Task description:
Scan the material that follows. Copy every line containing the word "JSON".

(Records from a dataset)
■ ■ ■ ■ ■ ■ ■
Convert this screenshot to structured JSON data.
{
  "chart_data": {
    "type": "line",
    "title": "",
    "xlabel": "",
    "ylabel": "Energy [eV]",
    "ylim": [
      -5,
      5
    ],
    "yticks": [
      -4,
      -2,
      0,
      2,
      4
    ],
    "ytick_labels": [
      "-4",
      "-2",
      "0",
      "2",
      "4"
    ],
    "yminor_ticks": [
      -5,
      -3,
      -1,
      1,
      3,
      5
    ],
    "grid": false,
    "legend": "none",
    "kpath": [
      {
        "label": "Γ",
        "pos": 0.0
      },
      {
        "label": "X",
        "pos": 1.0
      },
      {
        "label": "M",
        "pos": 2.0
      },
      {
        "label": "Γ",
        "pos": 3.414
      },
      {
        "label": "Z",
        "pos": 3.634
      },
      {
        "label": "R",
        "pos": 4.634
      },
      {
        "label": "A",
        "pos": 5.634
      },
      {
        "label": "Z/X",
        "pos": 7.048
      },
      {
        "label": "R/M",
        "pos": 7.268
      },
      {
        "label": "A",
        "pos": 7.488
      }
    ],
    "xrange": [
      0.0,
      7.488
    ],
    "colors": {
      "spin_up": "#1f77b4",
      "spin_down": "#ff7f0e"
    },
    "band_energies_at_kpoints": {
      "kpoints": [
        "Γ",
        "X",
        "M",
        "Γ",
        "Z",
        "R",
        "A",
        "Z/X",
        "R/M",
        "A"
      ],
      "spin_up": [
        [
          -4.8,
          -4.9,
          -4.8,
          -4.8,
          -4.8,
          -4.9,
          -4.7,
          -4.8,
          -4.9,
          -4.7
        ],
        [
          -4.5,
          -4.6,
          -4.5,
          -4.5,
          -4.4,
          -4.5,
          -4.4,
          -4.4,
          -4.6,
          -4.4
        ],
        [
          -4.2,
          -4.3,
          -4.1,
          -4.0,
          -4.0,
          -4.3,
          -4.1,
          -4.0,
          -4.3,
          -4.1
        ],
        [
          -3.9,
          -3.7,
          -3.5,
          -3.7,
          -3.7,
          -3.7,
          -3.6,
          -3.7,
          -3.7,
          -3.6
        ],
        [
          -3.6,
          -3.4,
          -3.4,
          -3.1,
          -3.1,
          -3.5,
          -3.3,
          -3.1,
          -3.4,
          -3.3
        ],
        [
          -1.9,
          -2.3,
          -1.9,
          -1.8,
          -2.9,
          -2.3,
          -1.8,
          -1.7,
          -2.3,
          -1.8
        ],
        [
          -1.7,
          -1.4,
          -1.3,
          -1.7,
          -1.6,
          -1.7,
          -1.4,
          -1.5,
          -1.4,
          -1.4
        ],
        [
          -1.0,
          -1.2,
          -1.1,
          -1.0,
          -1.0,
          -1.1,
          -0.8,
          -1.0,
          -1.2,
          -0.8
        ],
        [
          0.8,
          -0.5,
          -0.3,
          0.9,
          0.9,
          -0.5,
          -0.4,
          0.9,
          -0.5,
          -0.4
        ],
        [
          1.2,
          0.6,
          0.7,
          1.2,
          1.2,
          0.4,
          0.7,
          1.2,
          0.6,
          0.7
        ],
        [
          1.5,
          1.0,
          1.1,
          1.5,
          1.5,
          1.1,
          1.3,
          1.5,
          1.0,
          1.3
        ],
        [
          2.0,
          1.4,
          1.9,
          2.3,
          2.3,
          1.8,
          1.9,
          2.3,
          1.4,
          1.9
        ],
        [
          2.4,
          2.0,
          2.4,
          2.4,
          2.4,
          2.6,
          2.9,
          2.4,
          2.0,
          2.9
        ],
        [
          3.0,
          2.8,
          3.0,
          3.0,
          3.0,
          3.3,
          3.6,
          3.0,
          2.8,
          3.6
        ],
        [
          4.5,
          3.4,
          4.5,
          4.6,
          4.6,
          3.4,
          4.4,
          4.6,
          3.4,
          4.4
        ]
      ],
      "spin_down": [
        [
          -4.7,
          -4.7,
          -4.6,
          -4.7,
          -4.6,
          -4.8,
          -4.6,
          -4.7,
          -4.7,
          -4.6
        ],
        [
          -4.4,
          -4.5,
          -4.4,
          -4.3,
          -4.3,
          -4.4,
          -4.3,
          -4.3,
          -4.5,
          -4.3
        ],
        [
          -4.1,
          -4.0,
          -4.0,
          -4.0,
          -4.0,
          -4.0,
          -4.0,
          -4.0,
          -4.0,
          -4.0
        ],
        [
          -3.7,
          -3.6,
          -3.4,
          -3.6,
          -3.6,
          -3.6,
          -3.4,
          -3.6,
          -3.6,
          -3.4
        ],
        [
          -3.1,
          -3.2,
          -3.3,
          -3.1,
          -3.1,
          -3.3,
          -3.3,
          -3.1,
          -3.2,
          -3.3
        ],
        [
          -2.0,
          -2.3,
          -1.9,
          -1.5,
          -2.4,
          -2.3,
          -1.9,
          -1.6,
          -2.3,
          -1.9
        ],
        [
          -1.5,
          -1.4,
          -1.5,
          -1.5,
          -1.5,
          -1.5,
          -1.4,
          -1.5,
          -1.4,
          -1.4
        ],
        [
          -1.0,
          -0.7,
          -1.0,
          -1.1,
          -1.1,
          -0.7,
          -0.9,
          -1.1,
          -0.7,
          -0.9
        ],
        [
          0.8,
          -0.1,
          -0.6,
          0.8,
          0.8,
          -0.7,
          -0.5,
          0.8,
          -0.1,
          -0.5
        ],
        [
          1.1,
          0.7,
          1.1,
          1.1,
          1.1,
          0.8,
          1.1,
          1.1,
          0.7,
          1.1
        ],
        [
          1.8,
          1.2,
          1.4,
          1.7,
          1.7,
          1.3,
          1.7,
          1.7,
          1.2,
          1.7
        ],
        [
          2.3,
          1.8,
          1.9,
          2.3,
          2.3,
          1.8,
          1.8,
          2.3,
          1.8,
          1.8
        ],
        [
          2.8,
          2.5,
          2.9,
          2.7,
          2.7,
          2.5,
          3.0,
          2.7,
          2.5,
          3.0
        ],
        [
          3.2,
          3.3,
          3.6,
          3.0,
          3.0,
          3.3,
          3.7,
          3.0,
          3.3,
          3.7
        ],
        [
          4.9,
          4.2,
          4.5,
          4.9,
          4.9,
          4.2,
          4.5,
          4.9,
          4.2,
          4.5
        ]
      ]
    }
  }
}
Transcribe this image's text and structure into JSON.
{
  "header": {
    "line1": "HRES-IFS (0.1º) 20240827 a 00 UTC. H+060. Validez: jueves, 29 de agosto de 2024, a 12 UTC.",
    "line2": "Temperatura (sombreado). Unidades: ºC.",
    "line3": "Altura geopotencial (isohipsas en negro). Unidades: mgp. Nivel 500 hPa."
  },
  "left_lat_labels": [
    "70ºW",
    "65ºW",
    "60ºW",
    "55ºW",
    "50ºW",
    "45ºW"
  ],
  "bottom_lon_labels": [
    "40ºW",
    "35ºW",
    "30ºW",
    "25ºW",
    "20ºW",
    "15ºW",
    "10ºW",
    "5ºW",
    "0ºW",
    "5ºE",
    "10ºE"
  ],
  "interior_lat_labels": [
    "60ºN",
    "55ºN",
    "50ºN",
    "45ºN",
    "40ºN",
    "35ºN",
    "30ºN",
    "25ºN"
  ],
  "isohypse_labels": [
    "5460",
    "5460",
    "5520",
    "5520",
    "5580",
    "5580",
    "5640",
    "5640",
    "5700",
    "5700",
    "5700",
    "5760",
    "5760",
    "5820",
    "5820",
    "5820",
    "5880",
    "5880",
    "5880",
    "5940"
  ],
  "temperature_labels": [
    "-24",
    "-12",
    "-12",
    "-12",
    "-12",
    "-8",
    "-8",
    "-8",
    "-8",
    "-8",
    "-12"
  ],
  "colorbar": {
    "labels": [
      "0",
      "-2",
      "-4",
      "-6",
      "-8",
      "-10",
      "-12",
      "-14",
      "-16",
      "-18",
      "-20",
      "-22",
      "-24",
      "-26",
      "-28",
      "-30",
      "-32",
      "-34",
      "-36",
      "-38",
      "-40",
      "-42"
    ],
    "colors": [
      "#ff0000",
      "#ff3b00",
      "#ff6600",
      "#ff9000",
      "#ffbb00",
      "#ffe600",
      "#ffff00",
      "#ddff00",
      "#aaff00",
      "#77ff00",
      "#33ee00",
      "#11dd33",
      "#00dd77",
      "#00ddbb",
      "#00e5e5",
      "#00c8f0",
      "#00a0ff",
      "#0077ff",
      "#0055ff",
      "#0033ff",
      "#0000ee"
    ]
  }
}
■ ■ ■ ■ ■ ■ ■
Expected output:
Convert this screenshot to structured JSON data.
Transcribe this image's text and structure into JSON.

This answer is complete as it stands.